Problem requirements:
From the entries below, list each line with "bottom".

Extracted information:
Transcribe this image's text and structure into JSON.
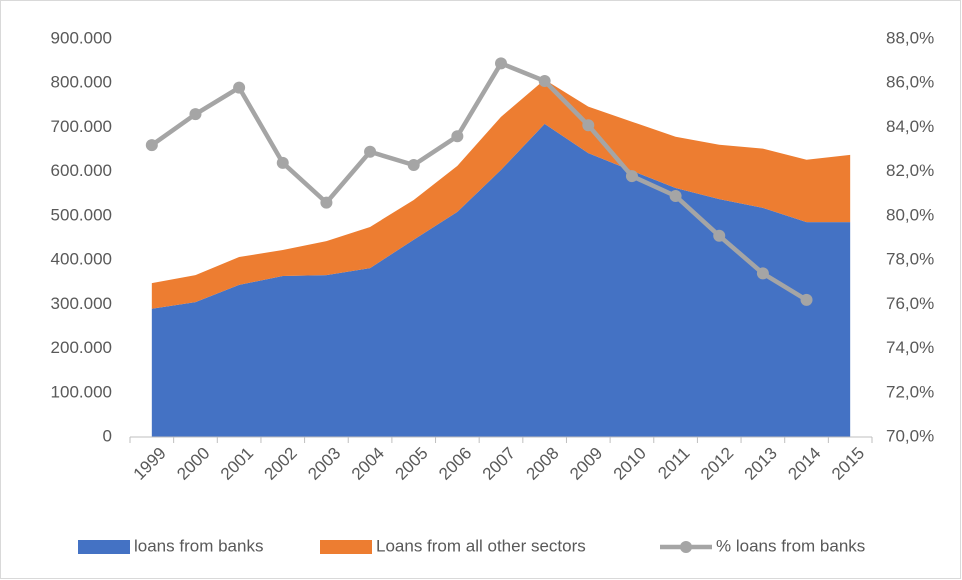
{
  "chart_data": {
    "type": "stacked-area-line",
    "categories": [
      "1999",
      "2000",
      "2001",
      "2002",
      "2003",
      "2004",
      "2005",
      "2006",
      "2007",
      "2008",
      "2009",
      "2010",
      "2011",
      "2012",
      "2013",
      "2014",
      "2015"
    ],
    "series": [
      {
        "name": "loans from banks",
        "color": "#4472c4",
        "type": "area",
        "values": [
          290000,
          305000,
          344000,
          364000,
          366000,
          382000,
          446000,
          509000,
          604000,
          708000,
          642000,
          602000,
          563000,
          538000,
          518000,
          486000,
          486000
        ]
      },
      {
        "name": "Loans from all other sectors",
        "color": "#ed7d31",
        "type": "area",
        "values": [
          58000,
          61000,
          63000,
          59000,
          77000,
          93000,
          90000,
          104000,
          120000,
          100000,
          105000,
          111000,
          116000,
          123000,
          134000,
          141000,
          152000
        ]
      },
      {
        "name": "% loans from banks",
        "color": "#a5a5a5",
        "type": "line",
        "axis": "y2",
        "values": [
          83.2,
          84.6,
          85.8,
          82.4,
          80.6,
          82.9,
          82.3,
          83.6,
          86.9,
          86.1,
          84.1,
          81.8,
          80.9,
          79.1,
          77.4,
          76.2,
          null
        ]
      }
    ],
    "ylim": [
      0,
      900000
    ],
    "yticks": [
      0,
      {
        "value": 100000,
        "label": "100.000"
      },
      {
        "value": 200000,
        "label": "200.000"
      },
      {
        "value": 300000,
        "label": "300.000"
      },
      {
        "value": 400000,
        "label": "400.000"
      },
      {
        "value": 500000,
        "label": "500.000"
      },
      {
        "value": 600000,
        "label": "600.000"
      },
      {
        "value": 700000,
        "label": "700.000"
      },
      {
        "value": 800000,
        "label": "800.000"
      },
      {
        "value": 900000,
        "label": "900.000"
      }
    ],
    "y2lim": [
      70,
      88
    ],
    "y2ticks": [
      {
        "value": 70,
        "label": "70,0%"
      },
      {
        "value": 72,
        "label": "72,0%"
      },
      {
        "value": 74,
        "label": "74,0%"
      },
      {
        "value": 76,
        "label": "76,0%"
      },
      {
        "value": 78,
        "label": "78,0%"
      },
      {
        "value": 80,
        "label": "80,0%"
      },
      {
        "value": 82,
        "label": "82,0%"
      },
      {
        "value": 84,
        "label": "84,0%"
      },
      {
        "value": 86,
        "label": "86,0%"
      },
      {
        "value": 88,
        "label": "88,0%"
      }
    ],
    "legend": "bottom",
    "grid": false
  }
}
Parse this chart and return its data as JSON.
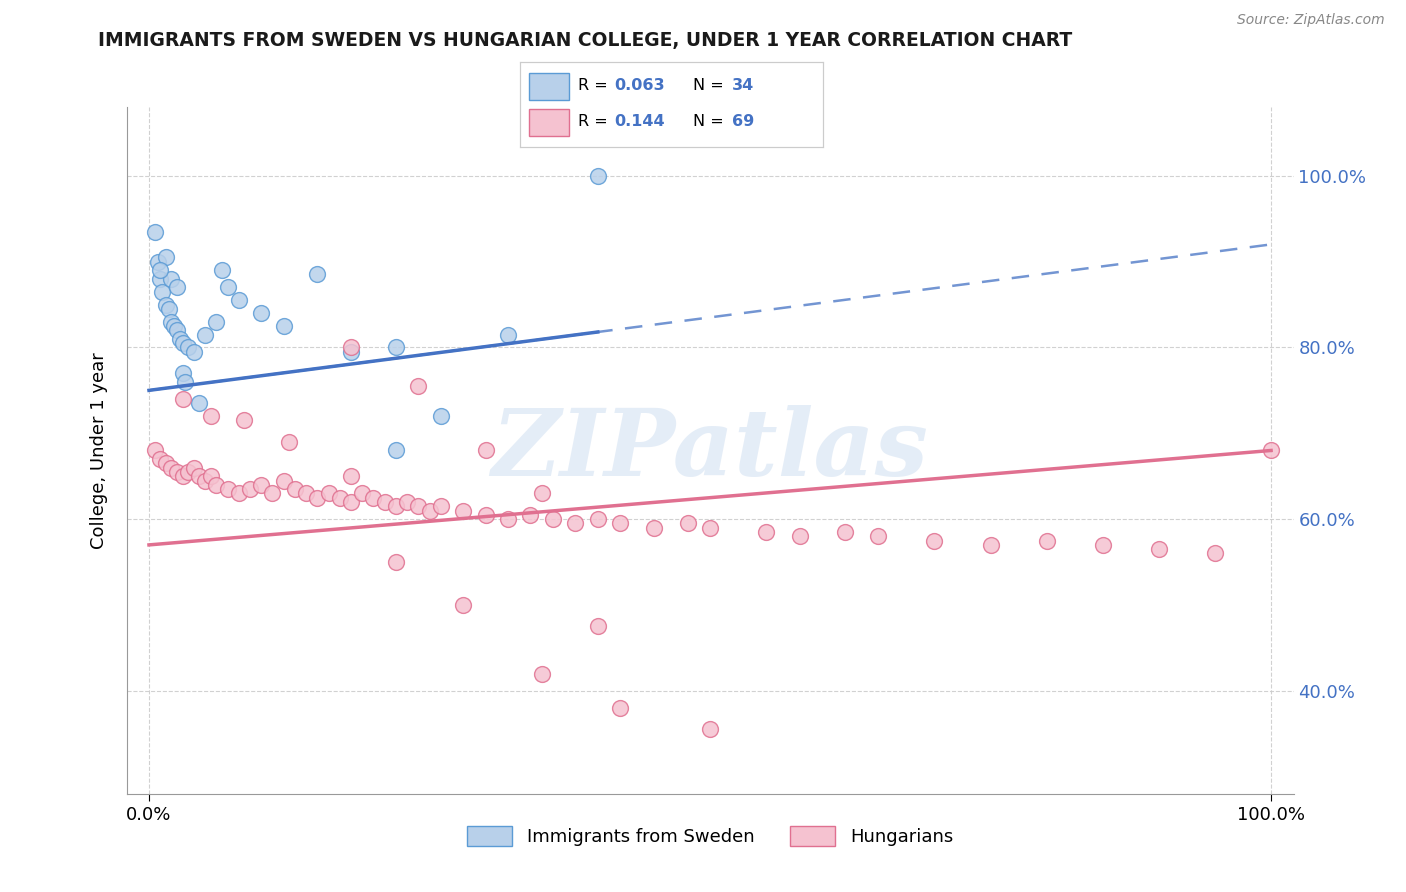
{
  "title": "IMMIGRANTS FROM SWEDEN VS HUNGARIAN COLLEGE, UNDER 1 YEAR CORRELATION CHART",
  "source": "Source: ZipAtlas.com",
  "ylabel": "College, Under 1 year",
  "legend_label_blue": "Immigrants from Sweden",
  "legend_label_pink": "Hungarians",
  "r_blue": "0.063",
  "n_blue": "34",
  "r_pink": "0.144",
  "n_pink": "69",
  "blue_face": "#b8d0ea",
  "blue_edge": "#5b9bd5",
  "blue_line": "#4472c4",
  "pink_face": "#f5c2d0",
  "pink_edge": "#e07090",
  "pink_line": "#e07090",
  "right_label_color": "#4472c4",
  "watermark": "ZIPatlas",
  "watermark_color": "#c5d8ee",
  "title_color": "#1a1a1a",
  "grid_color": "#cccccc",
  "sweden_x": [
    0.5,
    0.8,
    1.0,
    1.2,
    1.5,
    1.8,
    2.0,
    2.2,
    2.5,
    2.8,
    3.0,
    3.5,
    4.0,
    5.0,
    6.0,
    7.0,
    8.0,
    10.0,
    12.0,
    15.0,
    18.0,
    22.0,
    26.0,
    32.0,
    22.0,
    3.0,
    2.0,
    1.5,
    1.0,
    2.5,
    3.2,
    4.5,
    6.5,
    40.0
  ],
  "sweden_y": [
    93.5,
    90.0,
    88.0,
    86.5,
    85.0,
    84.5,
    83.0,
    82.5,
    82.0,
    81.0,
    80.5,
    80.0,
    79.5,
    81.5,
    83.0,
    87.0,
    85.5,
    84.0,
    82.5,
    88.5,
    79.5,
    80.0,
    72.0,
    81.5,
    68.0,
    77.0,
    88.0,
    90.5,
    89.0,
    87.0,
    76.0,
    73.5,
    89.0,
    100.0
  ],
  "hungarian_x": [
    0.5,
    1.0,
    1.5,
    2.0,
    2.5,
    3.0,
    3.5,
    4.0,
    4.5,
    5.0,
    5.5,
    6.0,
    7.0,
    8.0,
    9.0,
    10.0,
    11.0,
    12.0,
    13.0,
    14.0,
    15.0,
    16.0,
    17.0,
    18.0,
    19.0,
    20.0,
    21.0,
    22.0,
    23.0,
    24.0,
    25.0,
    26.0,
    28.0,
    30.0,
    32.0,
    34.0,
    36.0,
    38.0,
    40.0,
    42.0,
    45.0,
    48.0,
    50.0,
    55.0,
    58.0,
    62.0,
    65.0,
    70.0,
    75.0,
    80.0,
    85.0,
    90.0,
    95.0,
    100.0,
    3.0,
    5.5,
    8.5,
    12.5,
    18.0,
    24.0,
    30.0,
    35.0,
    40.0,
    18.0,
    22.0,
    28.0,
    35.0,
    42.0,
    50.0
  ],
  "hungarian_y": [
    68.0,
    67.0,
    66.5,
    66.0,
    65.5,
    65.0,
    65.5,
    66.0,
    65.0,
    64.5,
    65.0,
    64.0,
    63.5,
    63.0,
    63.5,
    64.0,
    63.0,
    64.5,
    63.5,
    63.0,
    62.5,
    63.0,
    62.5,
    62.0,
    63.0,
    62.5,
    62.0,
    61.5,
    62.0,
    61.5,
    61.0,
    61.5,
    61.0,
    60.5,
    60.0,
    60.5,
    60.0,
    59.5,
    60.0,
    59.5,
    59.0,
    59.5,
    59.0,
    58.5,
    58.0,
    58.5,
    58.0,
    57.5,
    57.0,
    57.5,
    57.0,
    56.5,
    56.0,
    68.0,
    74.0,
    72.0,
    71.5,
    69.0,
    65.0,
    75.5,
    68.0,
    63.0,
    47.5,
    80.0,
    55.0,
    50.0,
    42.0,
    38.0,
    35.5
  ],
  "xlim": [
    -2,
    102
  ],
  "ylim": [
    28,
    108
  ],
  "yticks": [
    40,
    60,
    80,
    100
  ],
  "ytick_labels_right": [
    "40.0%",
    "60.0%",
    "80.0%",
    "100.0%"
  ],
  "xticks": [
    0,
    100
  ],
  "xtick_labels": [
    "0.0%",
    "100.0%"
  ],
  "blue_solid_x_end": 40,
  "blue_line_intercept": 75.0,
  "blue_line_slope": 0.17,
  "pink_line_intercept": 57.0,
  "pink_line_slope": 0.11
}
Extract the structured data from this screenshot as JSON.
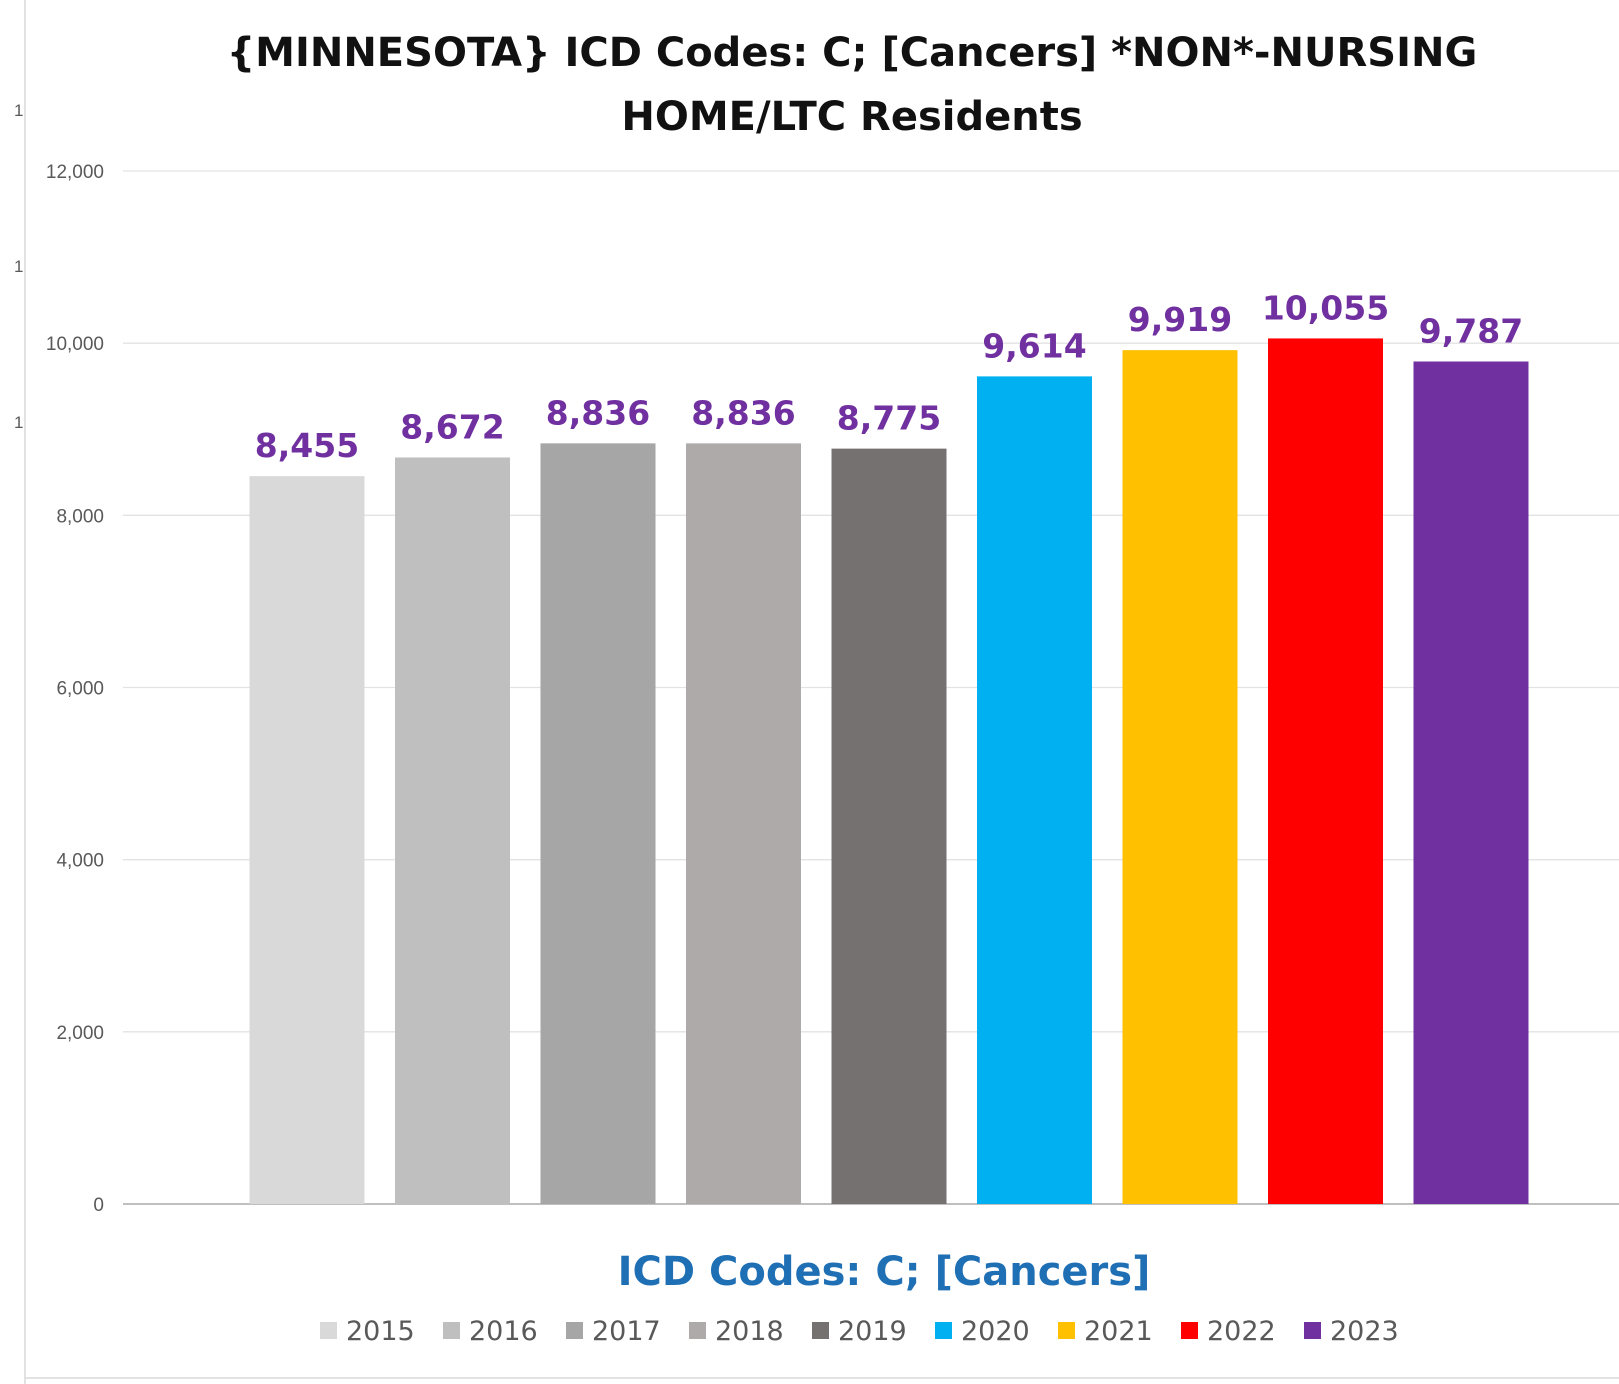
{
  "chart_data": {
    "type": "bar",
    "title_lines": [
      "{MINNESOTA}  ICD Codes: C;  [Cancers] *NON*-NURSING",
      "HOME/LTC Residents"
    ],
    "xlabel": "ICD Codes: C;  [Cancers]",
    "ylabel": "",
    "ylim": [
      0,
      12000
    ],
    "yticks": [
      0,
      2000,
      4000,
      6000,
      8000,
      10000,
      12000
    ],
    "ytick_labels": [
      "0",
      "2,000",
      "4,000",
      "6,000",
      "8,000",
      "10,000",
      "12,000"
    ],
    "grid": true,
    "legend_position": "bottom",
    "series": [
      {
        "name": "2015",
        "value": 8455,
        "label": "8,455",
        "color": "#D9D9D9"
      },
      {
        "name": "2016",
        "value": 8672,
        "label": "8,672",
        "color": "#BFBFBF"
      },
      {
        "name": "2017",
        "value": 8836,
        "label": "8,836",
        "color": "#A6A6A6"
      },
      {
        "name": "2018",
        "value": 8836,
        "label": "8,836",
        "color": "#AEAAAA"
      },
      {
        "name": "2019",
        "value": 8775,
        "label": "8,775",
        "color": "#767171"
      },
      {
        "name": "2020",
        "value": 9614,
        "label": "9,614",
        "color": "#00B0F0"
      },
      {
        "name": "2021",
        "value": 9919,
        "label": "9,919",
        "color": "#FFC000"
      },
      {
        "name": "2022",
        "value": 10055,
        "label": "10,055",
        "color": "#FF0000"
      },
      {
        "name": "2023",
        "value": 9787,
        "label": "9,787",
        "color": "#7030A0"
      }
    ]
  },
  "stray_marks": [
    "1",
    "1",
    "1"
  ]
}
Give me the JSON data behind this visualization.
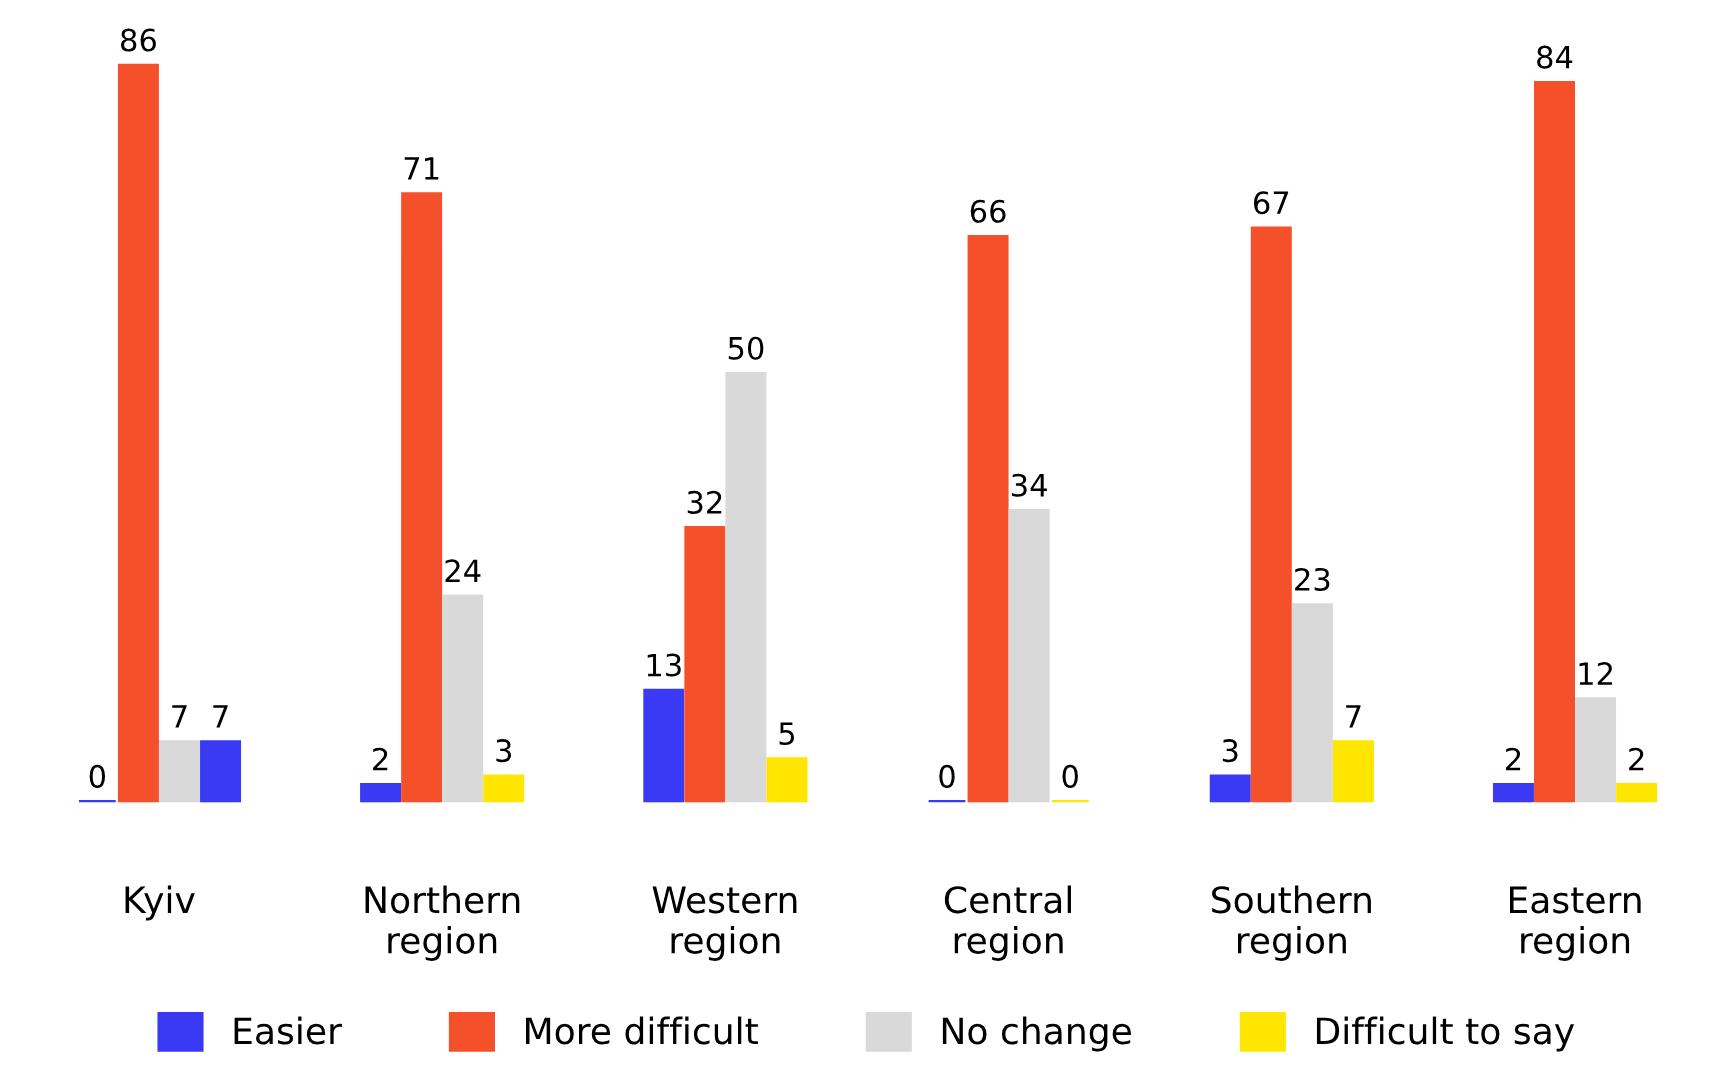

Finished answer:
    "legend": "bottom",
    "legend_position": "bottom",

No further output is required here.